■ EXERCISE DIRECTIONS ■
Pick out every line that holds the string "может" and copy it.

■ GIVEN ENTRIES ■

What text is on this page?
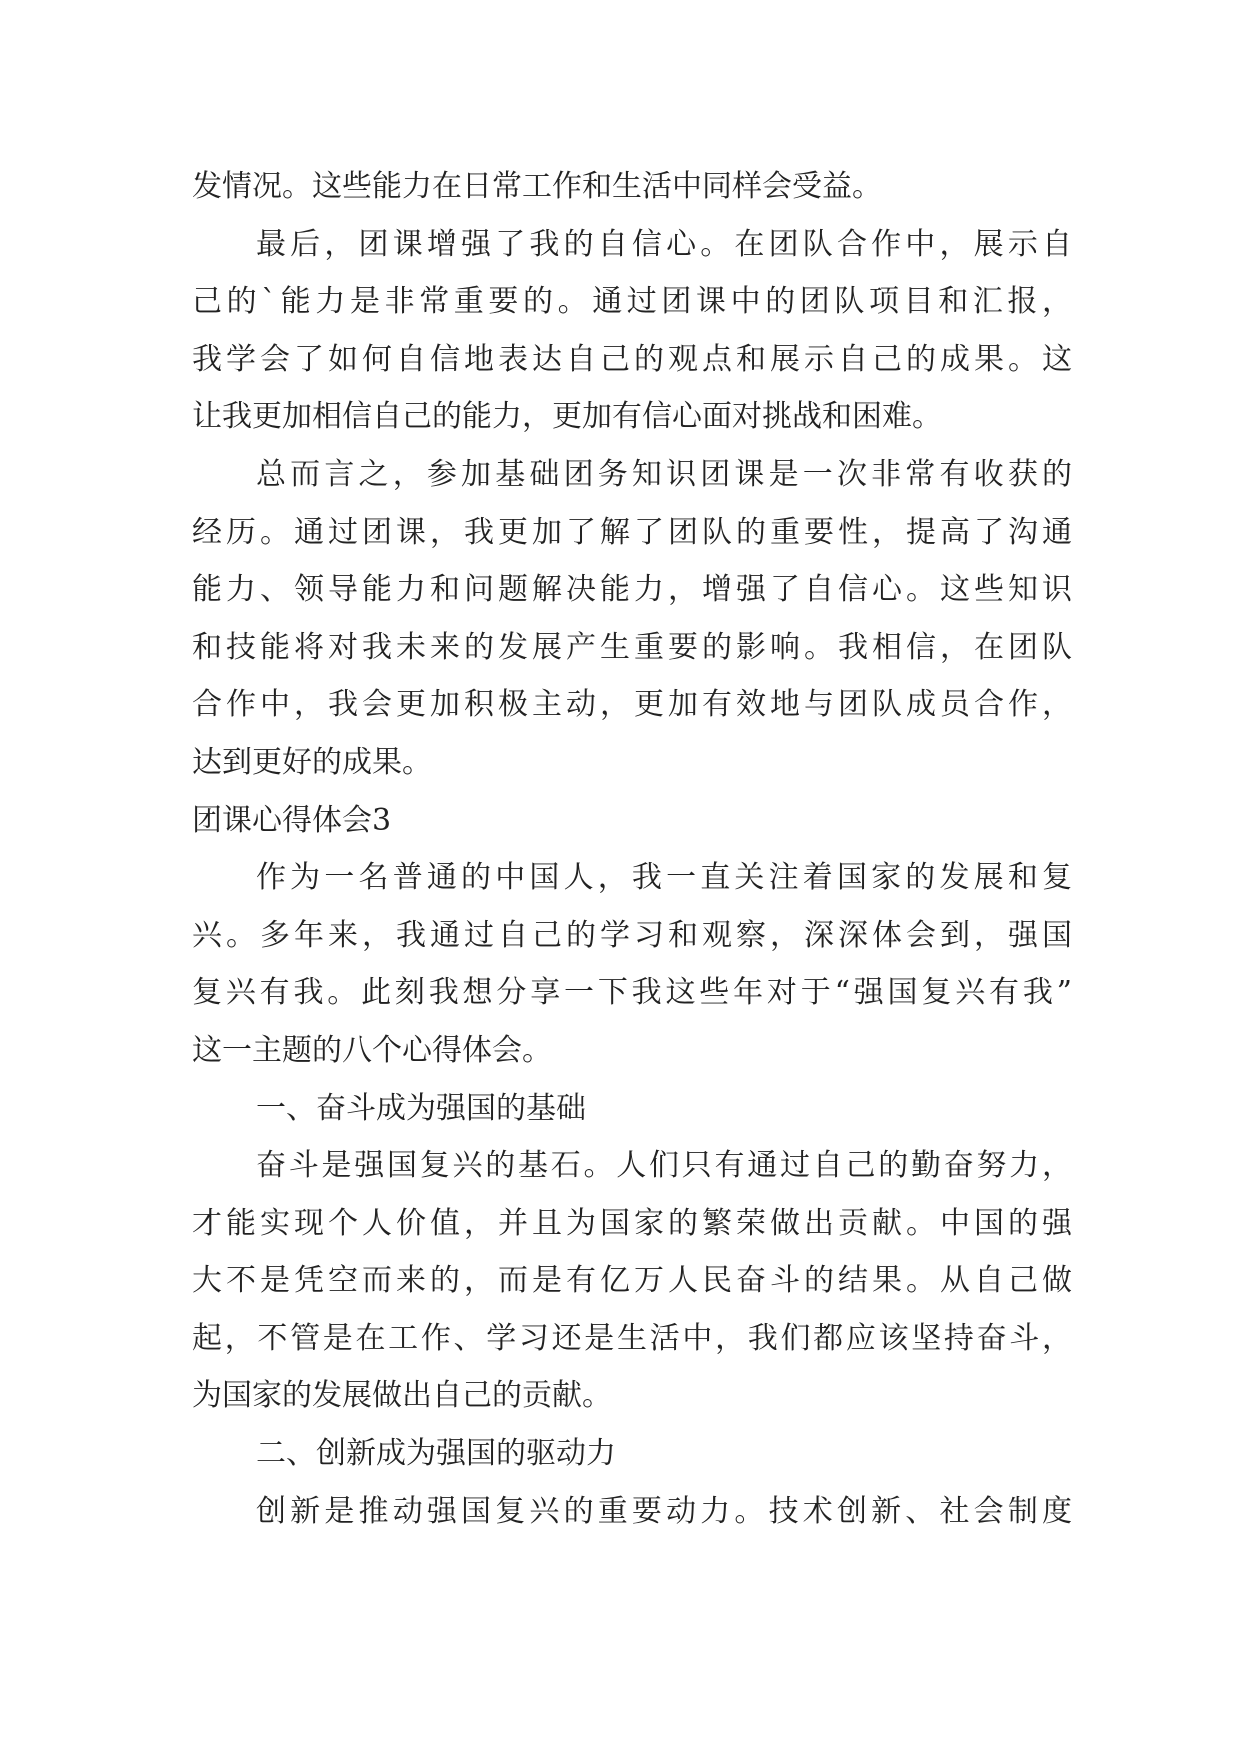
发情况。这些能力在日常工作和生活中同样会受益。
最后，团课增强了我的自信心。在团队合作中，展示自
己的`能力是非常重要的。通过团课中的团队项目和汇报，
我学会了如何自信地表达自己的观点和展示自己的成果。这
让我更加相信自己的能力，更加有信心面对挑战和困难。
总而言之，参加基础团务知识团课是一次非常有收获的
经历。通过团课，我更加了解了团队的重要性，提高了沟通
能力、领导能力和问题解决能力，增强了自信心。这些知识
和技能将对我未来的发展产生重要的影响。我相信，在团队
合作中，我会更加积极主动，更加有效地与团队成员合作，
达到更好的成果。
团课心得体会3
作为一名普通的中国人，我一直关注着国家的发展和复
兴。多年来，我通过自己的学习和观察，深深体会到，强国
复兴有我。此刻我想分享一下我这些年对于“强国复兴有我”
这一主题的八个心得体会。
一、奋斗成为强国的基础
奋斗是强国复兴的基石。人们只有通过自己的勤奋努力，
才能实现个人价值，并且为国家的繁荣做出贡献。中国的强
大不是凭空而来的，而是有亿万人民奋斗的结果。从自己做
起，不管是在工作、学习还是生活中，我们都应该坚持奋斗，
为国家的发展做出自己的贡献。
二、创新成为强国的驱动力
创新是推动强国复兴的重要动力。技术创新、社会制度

--

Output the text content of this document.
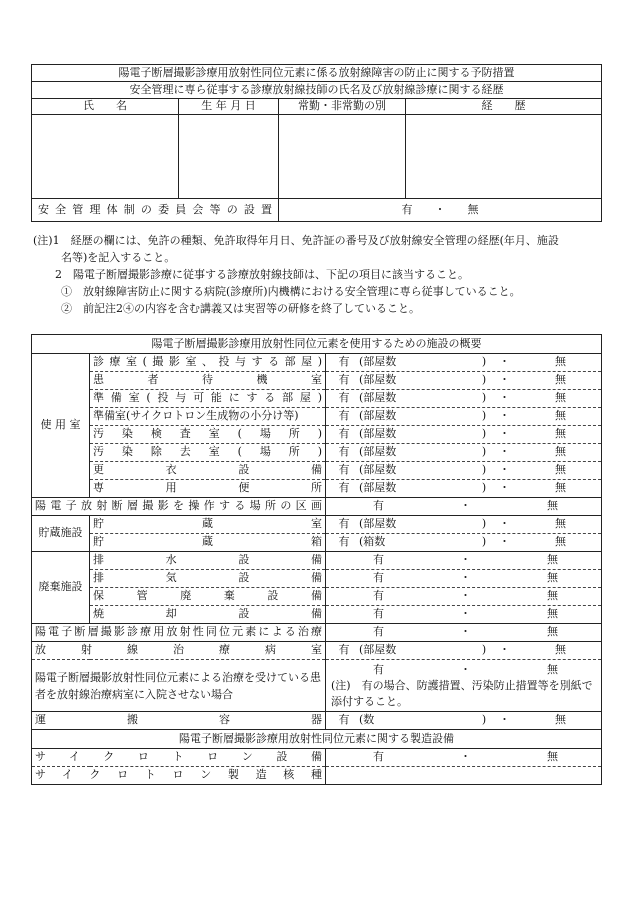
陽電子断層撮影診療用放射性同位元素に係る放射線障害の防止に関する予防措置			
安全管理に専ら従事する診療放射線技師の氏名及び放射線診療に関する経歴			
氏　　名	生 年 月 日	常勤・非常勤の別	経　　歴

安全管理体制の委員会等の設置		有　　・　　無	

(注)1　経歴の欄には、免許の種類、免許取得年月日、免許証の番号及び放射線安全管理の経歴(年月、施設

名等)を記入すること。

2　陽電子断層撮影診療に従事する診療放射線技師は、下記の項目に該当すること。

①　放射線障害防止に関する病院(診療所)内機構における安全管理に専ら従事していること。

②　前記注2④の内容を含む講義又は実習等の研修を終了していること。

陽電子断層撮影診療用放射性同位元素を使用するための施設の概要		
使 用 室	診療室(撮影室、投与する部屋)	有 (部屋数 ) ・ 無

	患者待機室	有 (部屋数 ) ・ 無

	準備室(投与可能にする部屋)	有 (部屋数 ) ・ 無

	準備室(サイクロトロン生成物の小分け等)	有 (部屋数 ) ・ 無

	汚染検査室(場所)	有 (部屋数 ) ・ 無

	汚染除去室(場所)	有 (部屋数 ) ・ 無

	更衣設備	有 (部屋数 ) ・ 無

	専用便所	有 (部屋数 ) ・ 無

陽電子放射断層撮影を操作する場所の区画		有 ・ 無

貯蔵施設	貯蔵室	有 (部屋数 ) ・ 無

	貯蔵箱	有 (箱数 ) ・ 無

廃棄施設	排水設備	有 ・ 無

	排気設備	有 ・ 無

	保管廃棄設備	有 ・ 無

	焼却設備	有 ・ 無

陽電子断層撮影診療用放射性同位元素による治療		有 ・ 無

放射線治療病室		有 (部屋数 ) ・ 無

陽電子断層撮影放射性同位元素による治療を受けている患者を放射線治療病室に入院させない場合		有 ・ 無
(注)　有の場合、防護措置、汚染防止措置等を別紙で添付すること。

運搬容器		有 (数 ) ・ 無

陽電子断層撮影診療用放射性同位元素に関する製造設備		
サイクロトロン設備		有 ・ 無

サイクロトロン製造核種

...

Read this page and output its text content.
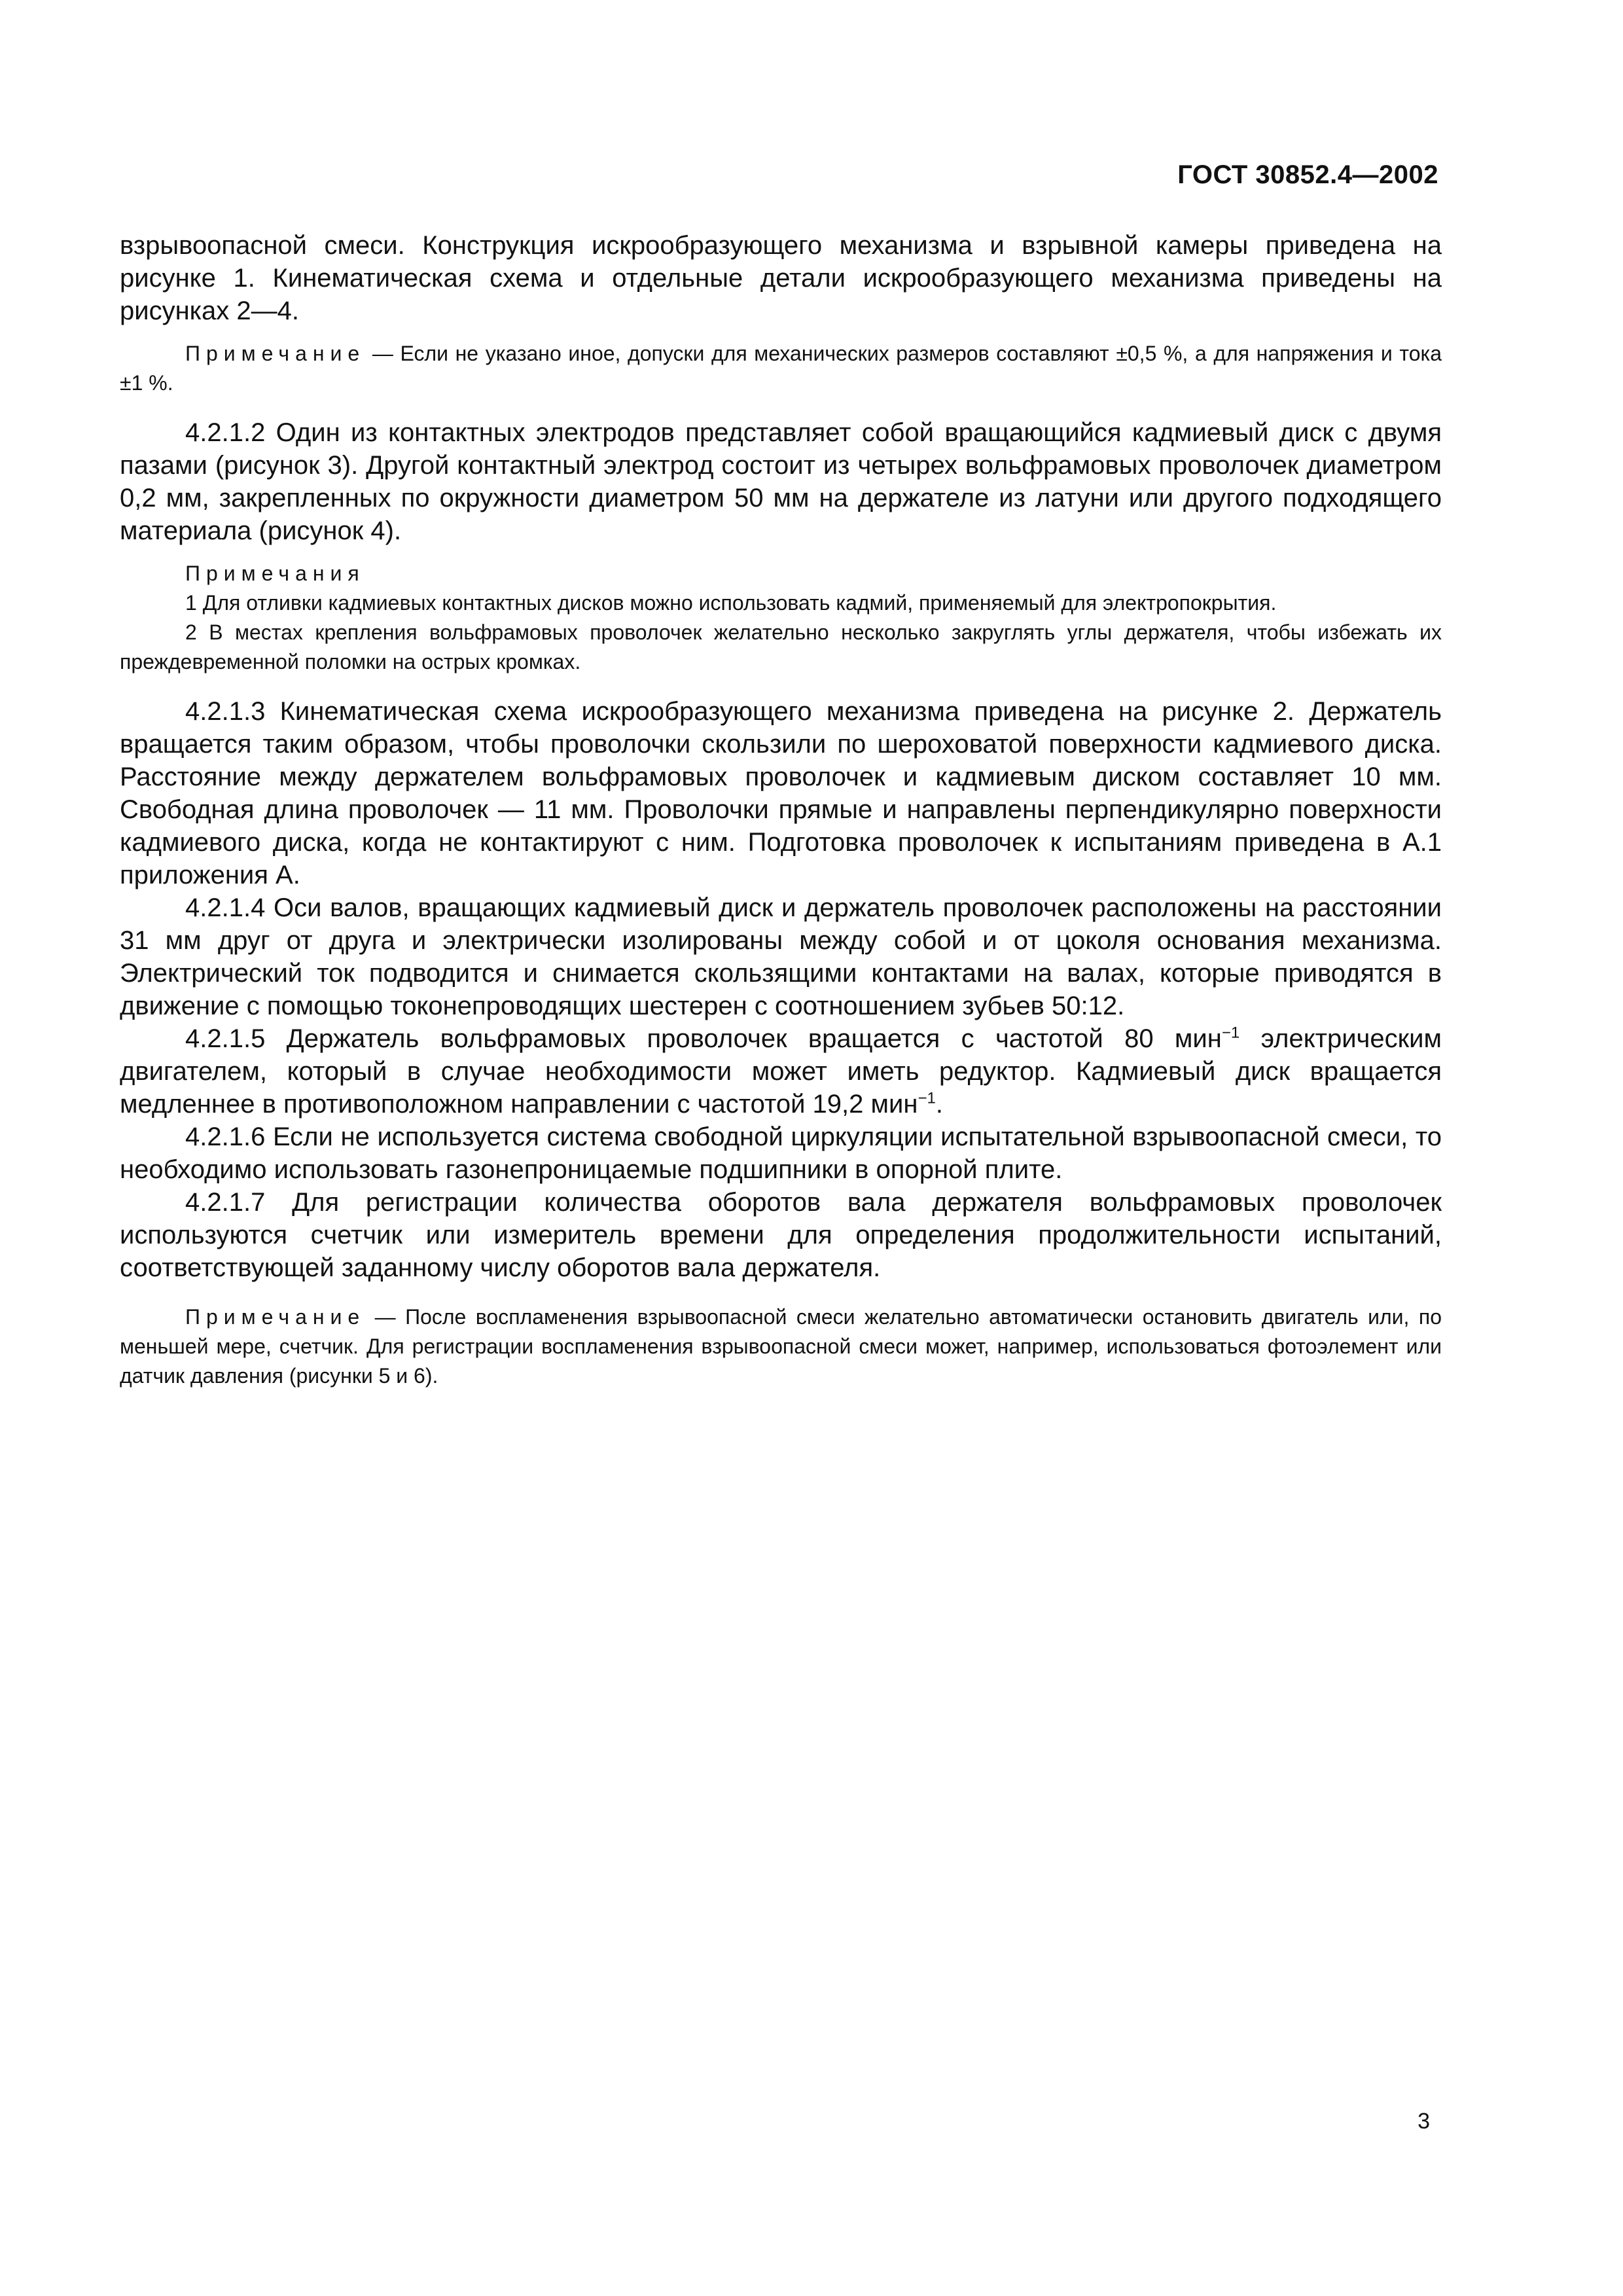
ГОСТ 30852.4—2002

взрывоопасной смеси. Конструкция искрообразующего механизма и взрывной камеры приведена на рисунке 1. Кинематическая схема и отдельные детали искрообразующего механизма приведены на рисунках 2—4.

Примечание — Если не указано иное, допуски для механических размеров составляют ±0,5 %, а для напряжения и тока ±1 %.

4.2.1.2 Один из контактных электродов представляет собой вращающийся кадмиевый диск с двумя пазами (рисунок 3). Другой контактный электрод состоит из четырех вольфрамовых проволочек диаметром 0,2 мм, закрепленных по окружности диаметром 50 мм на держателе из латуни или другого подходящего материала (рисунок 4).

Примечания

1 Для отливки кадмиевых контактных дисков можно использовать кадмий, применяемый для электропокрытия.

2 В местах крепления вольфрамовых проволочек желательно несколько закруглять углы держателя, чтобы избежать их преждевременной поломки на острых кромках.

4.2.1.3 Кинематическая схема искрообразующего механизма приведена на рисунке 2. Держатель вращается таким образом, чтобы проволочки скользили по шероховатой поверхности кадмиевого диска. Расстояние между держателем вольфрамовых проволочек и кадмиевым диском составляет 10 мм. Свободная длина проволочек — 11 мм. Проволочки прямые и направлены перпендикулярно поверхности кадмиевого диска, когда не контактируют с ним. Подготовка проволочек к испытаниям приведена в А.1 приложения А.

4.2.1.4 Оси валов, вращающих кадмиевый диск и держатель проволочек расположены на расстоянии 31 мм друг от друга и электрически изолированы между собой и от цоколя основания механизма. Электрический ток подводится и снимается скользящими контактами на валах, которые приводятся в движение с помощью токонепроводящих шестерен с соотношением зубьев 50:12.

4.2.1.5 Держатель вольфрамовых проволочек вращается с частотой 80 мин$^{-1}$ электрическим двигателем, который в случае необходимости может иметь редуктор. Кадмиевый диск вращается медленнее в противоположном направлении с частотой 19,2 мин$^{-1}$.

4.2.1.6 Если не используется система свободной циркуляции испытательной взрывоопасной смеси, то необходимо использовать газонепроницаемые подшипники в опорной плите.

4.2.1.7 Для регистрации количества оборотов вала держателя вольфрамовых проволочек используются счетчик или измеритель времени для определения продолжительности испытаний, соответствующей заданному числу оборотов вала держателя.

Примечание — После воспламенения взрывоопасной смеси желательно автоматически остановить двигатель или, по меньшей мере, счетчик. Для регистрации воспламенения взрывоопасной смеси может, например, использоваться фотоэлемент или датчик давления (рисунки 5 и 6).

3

■ EXERCISE ANSWER ■
4.2.1.5 Держатель вольфрамовых проволочек вращается с частотой 80 мин$^{-1}$ электрическим двигателем, который в случае необходимости может иметь редуктор. Кадмиевый диск вращается медленнее в противоположном направлении с частотой 19,2 мин$^{-1}$.
Примечание — После воспламенения взрывоопасной смеси желательно автоматически остановить двигатель или, по меньшей мере, счетчик. Для регистрации воспламенения взрывоопасной смеси может, например, использоваться фотоэлемент или датчик давления (рисунки 5 и 6).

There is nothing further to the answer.